Gather all lines in the entries below that include the word "text".

** START OF DATA LISTING **

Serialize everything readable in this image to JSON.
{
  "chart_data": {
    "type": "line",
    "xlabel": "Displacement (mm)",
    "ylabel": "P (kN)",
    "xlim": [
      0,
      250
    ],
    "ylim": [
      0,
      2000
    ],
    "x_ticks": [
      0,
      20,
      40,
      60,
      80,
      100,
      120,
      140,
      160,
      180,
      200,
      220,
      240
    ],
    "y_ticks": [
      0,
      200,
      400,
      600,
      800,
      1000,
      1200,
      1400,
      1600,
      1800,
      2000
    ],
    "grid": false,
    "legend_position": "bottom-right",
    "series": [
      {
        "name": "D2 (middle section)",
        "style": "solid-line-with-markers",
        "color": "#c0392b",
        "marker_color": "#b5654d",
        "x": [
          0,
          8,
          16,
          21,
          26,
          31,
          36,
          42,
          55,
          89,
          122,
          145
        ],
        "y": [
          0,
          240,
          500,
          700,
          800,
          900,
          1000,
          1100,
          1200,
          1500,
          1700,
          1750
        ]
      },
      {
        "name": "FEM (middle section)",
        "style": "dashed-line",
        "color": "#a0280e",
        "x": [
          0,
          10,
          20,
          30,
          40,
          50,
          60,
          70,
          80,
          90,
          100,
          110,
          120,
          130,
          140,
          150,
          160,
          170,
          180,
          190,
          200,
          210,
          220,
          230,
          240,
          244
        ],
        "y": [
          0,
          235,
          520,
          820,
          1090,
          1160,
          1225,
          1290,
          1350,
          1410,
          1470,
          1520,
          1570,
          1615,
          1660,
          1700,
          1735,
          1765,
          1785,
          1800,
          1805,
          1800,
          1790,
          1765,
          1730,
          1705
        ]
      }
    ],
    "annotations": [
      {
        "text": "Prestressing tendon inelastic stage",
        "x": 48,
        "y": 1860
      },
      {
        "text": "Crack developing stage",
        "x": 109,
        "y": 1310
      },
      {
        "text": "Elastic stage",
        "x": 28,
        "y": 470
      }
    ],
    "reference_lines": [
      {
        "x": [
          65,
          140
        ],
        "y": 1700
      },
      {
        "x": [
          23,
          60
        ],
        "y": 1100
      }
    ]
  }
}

** END OF DATA LISTING **

*SOLUTION FOR THIS TASK*:
        "text": "Prestressing tendon inelastic stage",
        "text": "Crack developing stage",
        "text": "Elastic stage",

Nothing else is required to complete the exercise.